# Your goal:
All of the material below is to be returned exactly.

# Data:

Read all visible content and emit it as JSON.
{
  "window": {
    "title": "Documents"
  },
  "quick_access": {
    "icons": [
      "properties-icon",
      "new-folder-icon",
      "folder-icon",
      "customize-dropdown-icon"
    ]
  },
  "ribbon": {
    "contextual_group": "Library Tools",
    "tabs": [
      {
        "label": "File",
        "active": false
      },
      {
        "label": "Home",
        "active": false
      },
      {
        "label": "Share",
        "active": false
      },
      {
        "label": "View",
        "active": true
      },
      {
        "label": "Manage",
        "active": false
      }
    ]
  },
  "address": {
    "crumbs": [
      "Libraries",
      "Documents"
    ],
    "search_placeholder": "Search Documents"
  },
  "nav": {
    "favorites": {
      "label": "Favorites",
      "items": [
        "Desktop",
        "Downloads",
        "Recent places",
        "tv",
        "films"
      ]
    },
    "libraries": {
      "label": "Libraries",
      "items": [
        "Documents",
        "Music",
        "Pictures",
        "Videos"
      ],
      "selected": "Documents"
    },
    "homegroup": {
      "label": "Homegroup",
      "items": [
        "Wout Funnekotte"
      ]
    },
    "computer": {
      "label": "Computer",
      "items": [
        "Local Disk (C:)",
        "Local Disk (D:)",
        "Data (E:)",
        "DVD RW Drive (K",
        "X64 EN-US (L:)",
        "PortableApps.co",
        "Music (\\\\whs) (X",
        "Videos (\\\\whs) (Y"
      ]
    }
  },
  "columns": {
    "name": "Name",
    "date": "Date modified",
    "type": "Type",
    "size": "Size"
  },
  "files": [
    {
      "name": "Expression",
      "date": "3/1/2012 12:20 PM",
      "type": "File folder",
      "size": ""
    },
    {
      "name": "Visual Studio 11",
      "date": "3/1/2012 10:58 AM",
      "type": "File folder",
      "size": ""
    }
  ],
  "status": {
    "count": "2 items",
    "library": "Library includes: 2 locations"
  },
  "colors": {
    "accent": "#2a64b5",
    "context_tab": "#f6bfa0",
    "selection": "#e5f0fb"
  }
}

# Solution to this problem:
Read all visible content and emit it as JSON.
{
  "window": {
    "title": "Documents"
  },
  "quick_access": {
    "icons": [
      "properties-icon",
      "new-folder-icon",
      "folder-icon",
      "customize-dropdown-icon"
    ]
  },
  "ribbon": {
    "contextual_group": "Library Tools",
    "tabs": [
      {
        "label": "File",
        "active": false
      },
      {
        "label": "Home",
        "active": false
      },
      {
        "label": "Share",
        "active": false
      },
      {
        "label": "View",
        "active": true
      },
      {
        "label": "Manage",
        "active": false
      }
    ]
  },
  "address": {
    "crumbs": [
      "Libraries",
      "Documents"
    ],
    "search_placeholder": "Search Documents"
  },
  "nav": {
    "favorites": {
      "label": "Favorites",
      "items": [
        "Desktop",
        "Downloads",
        "Recent places",
        "tv",
        "films"
      ]
    },
    "libraries": {
      "label": "Libraries",
      "items": [
        "Documents",
        "Music",
        "Pictures",
        "Videos"
      ],
      "selected": "Documents"
    },
    "homegroup": {
      "label": "Homegroup",
      "items": [
        "Wout Funnekotte"
      ]
    },
    "computer": {
      "label": "Computer",
      "items": [
        "Local Disk (C:)",
        "Local Disk (D:)",
        "Data (E:)",
        "DVD RW Drive (K",
        "X64 EN-US (L:)",
        "PortableApps.co",
        "Music (\\\\whs) (X",
        "Videos (\\\\whs) (Y"
      ]
    }
  },
  "columns": {
    "name": "Name",
    "date": "Date modified",
    "type": "Type",
    "size": "Size"
  },
  "files": [
    {
      "name": "Expression",
      "date": "3/1/2012 12:20 PM",
      "type": "File folder",
      "size": ""
    },
    {
      "name": "Visual Studio 11",
      "date": "3/1/2012 10:58 AM",
      "type": "File folder",
      "size": ""
    }
  ],
  "status": {
    "count": "2 items",
    "library": "Library includes: 2 locations"
  },
  "colors": {
    "accent": "#2a64b5",
    "context_tab": "#f6bfa0",
    "selection": "#e5f0fb"
  }
}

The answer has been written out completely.